* [Task to complete]:
Gather each line of the entries below that includes "درجات".

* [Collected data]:
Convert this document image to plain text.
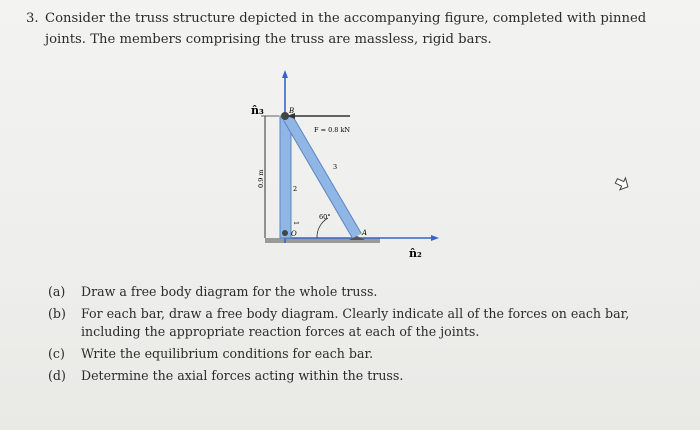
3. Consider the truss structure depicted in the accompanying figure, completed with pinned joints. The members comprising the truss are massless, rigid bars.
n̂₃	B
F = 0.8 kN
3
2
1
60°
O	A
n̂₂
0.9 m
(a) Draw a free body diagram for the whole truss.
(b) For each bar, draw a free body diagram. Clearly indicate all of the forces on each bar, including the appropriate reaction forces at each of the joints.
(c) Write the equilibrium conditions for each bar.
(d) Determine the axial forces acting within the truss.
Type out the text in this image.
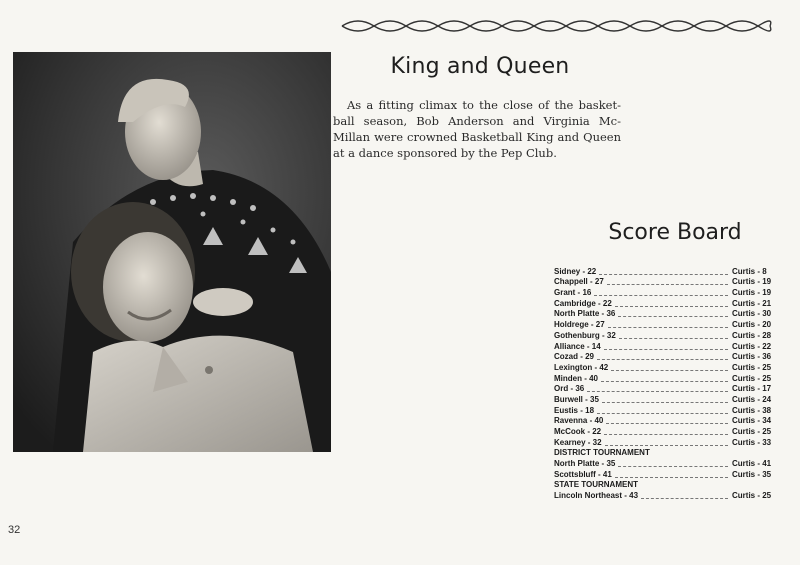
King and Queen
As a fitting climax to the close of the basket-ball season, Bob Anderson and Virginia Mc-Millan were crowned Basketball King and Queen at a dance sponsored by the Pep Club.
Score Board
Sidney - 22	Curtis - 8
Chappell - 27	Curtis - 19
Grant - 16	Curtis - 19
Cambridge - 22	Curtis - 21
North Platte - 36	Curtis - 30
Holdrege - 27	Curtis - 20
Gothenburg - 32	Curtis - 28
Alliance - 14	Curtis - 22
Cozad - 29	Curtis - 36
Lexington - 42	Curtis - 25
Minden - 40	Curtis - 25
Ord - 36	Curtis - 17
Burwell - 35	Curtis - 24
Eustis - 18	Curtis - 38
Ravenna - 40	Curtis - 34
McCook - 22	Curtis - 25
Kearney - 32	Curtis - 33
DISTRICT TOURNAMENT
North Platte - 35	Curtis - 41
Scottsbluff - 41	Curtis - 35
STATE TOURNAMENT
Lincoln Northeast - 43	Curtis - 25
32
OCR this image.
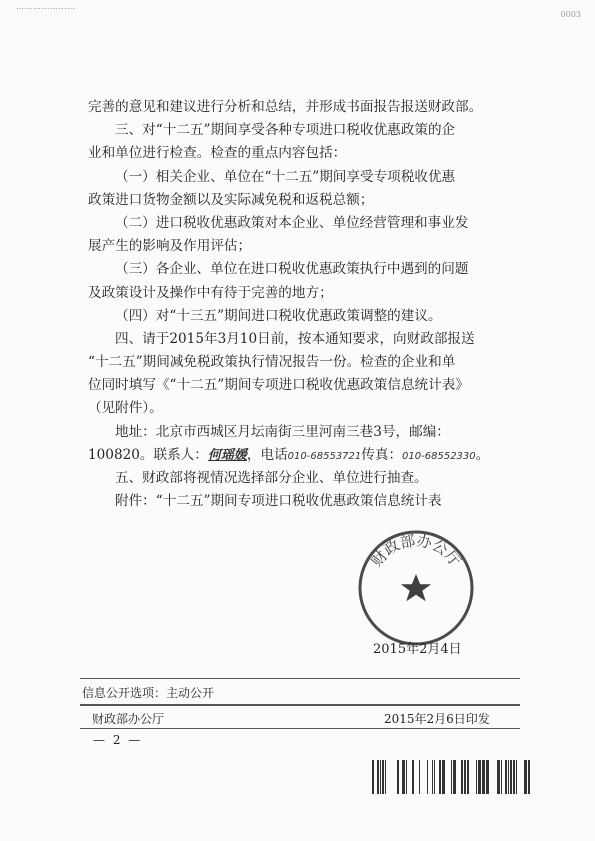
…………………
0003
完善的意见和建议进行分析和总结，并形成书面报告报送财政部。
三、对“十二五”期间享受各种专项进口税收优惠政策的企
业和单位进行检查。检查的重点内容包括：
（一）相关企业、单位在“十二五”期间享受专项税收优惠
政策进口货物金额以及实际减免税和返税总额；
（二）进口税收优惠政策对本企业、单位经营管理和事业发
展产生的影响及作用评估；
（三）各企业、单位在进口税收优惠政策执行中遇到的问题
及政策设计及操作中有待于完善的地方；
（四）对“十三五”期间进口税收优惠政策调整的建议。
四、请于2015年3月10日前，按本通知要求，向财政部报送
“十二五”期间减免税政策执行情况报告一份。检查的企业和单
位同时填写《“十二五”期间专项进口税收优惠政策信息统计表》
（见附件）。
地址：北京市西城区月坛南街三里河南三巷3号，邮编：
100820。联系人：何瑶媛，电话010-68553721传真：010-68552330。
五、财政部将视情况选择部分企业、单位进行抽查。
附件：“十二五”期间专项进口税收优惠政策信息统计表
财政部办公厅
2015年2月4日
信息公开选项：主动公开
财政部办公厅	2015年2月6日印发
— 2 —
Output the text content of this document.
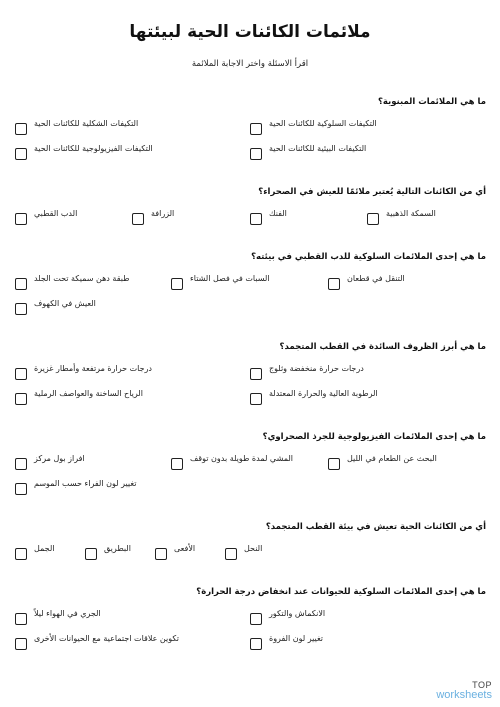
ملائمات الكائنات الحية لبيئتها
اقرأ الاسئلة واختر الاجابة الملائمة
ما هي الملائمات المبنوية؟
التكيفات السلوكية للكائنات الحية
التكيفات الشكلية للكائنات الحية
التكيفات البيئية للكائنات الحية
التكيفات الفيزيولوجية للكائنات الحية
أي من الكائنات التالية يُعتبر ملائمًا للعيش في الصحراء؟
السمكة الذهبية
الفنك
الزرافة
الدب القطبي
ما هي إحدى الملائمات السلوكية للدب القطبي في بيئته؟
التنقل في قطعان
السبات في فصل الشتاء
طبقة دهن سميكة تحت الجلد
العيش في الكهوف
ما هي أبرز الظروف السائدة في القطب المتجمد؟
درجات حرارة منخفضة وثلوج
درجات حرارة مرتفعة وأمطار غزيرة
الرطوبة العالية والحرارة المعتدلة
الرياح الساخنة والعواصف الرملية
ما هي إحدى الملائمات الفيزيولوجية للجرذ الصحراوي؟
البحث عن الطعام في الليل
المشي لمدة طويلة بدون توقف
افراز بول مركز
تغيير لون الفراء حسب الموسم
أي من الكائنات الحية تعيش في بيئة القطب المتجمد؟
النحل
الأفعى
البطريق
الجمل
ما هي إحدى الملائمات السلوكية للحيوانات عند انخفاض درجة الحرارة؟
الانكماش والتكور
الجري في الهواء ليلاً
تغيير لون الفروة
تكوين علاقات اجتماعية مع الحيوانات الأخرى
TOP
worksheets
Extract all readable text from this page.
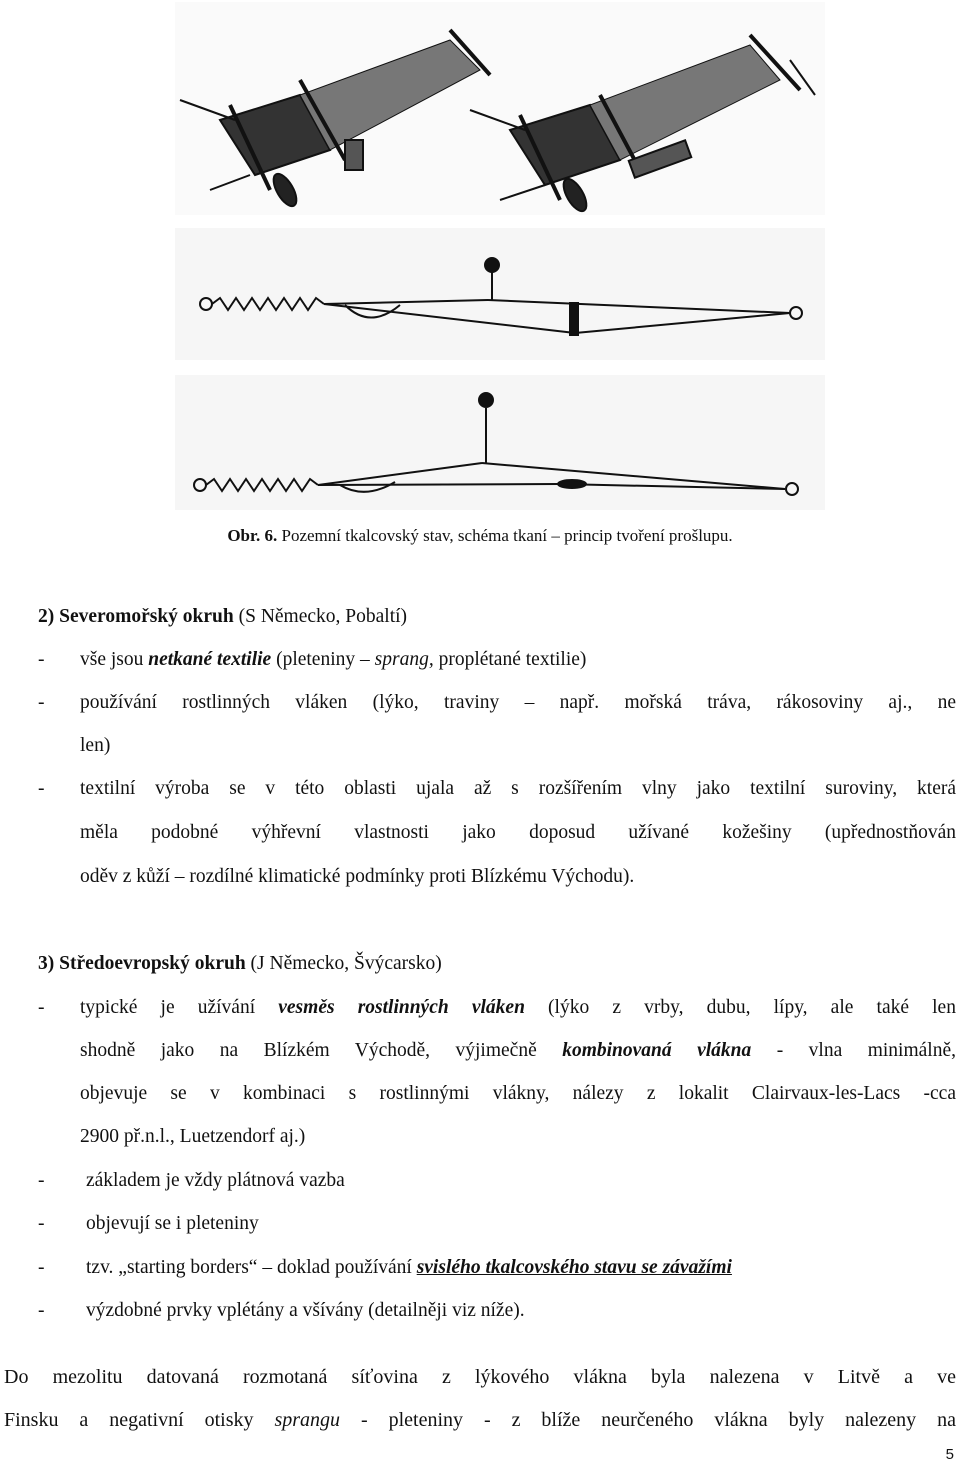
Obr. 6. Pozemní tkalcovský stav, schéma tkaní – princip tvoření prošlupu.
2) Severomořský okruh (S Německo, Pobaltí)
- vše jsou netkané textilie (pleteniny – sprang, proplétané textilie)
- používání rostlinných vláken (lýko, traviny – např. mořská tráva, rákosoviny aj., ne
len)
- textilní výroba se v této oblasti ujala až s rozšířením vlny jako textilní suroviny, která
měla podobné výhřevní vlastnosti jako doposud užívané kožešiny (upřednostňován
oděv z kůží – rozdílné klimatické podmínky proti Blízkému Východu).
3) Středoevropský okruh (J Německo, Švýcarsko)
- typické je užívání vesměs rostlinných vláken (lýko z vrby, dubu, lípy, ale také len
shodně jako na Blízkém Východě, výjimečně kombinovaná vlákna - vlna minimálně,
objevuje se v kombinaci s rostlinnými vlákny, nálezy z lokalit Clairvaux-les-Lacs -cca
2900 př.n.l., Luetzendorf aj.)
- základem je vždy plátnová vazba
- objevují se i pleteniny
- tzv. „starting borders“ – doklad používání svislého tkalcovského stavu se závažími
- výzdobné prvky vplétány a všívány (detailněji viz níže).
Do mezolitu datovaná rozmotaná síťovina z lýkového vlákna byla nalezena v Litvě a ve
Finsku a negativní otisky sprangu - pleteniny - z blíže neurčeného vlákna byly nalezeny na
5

---

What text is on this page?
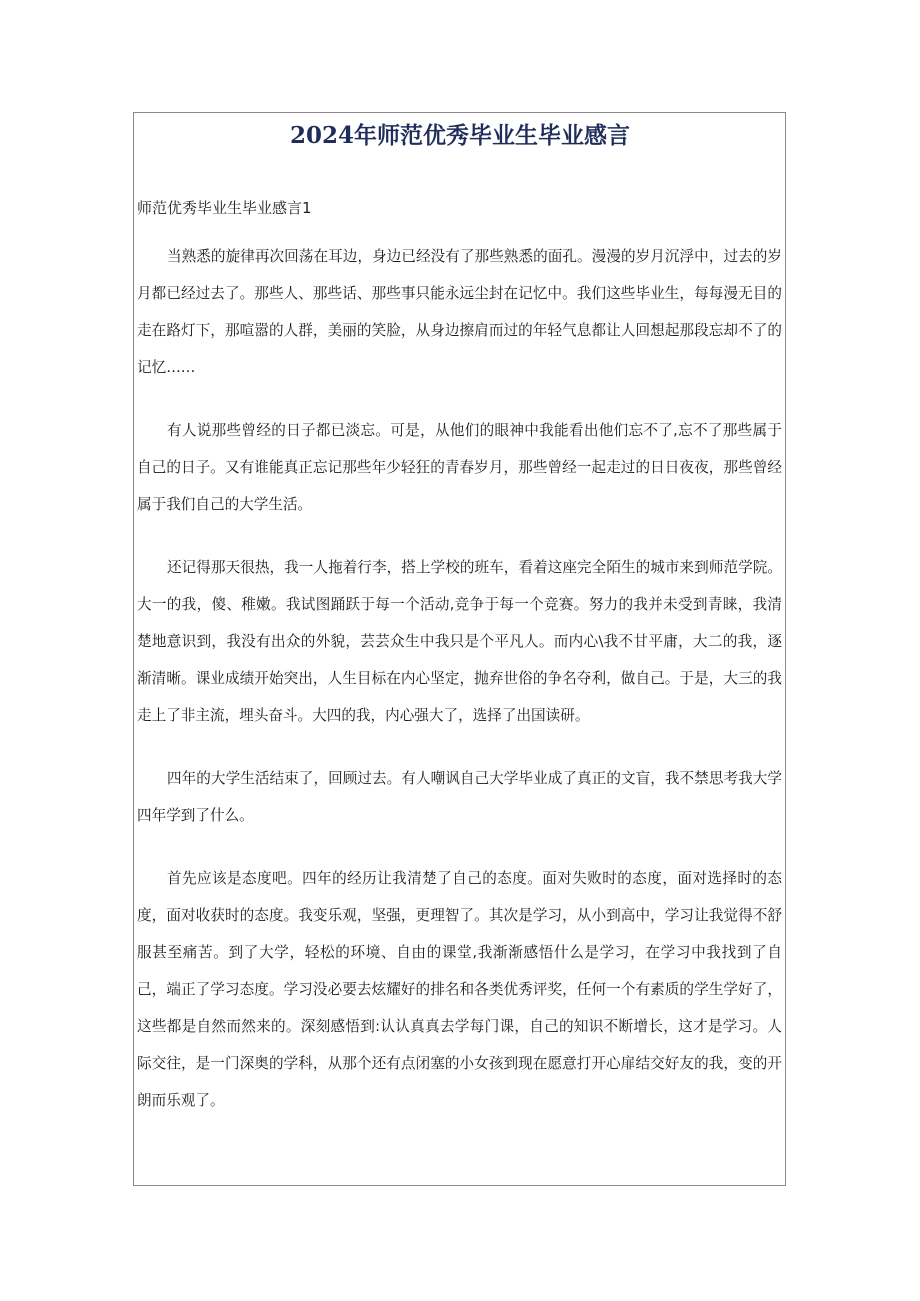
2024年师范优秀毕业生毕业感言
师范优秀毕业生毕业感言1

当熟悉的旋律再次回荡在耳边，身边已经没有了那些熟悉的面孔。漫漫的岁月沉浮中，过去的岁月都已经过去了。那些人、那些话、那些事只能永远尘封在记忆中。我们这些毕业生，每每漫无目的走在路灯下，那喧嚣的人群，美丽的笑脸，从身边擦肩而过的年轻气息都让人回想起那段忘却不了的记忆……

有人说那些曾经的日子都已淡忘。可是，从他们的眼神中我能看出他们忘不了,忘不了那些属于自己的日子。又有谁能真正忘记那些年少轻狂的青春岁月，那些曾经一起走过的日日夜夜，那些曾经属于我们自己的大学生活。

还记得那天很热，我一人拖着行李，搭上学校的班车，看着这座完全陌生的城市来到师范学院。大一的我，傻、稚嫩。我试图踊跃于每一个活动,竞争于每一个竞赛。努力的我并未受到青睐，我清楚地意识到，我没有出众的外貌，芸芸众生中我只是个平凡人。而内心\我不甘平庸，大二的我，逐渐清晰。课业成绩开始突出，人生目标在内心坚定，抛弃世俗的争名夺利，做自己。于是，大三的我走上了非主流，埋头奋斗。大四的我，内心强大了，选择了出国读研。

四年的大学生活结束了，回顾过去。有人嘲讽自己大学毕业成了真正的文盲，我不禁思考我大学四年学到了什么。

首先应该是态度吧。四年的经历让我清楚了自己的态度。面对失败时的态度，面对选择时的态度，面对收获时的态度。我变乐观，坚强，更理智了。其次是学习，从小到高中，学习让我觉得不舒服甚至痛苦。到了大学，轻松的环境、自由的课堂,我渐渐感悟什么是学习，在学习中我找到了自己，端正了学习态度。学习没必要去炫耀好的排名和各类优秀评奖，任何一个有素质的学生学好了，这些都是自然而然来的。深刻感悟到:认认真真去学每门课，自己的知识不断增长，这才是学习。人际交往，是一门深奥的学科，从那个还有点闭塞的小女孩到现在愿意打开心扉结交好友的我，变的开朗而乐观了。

* [Finished task]:
درجات حرارة منخفضة وثلوج
درجات حرارة مرتفعة وأمطار غزيرة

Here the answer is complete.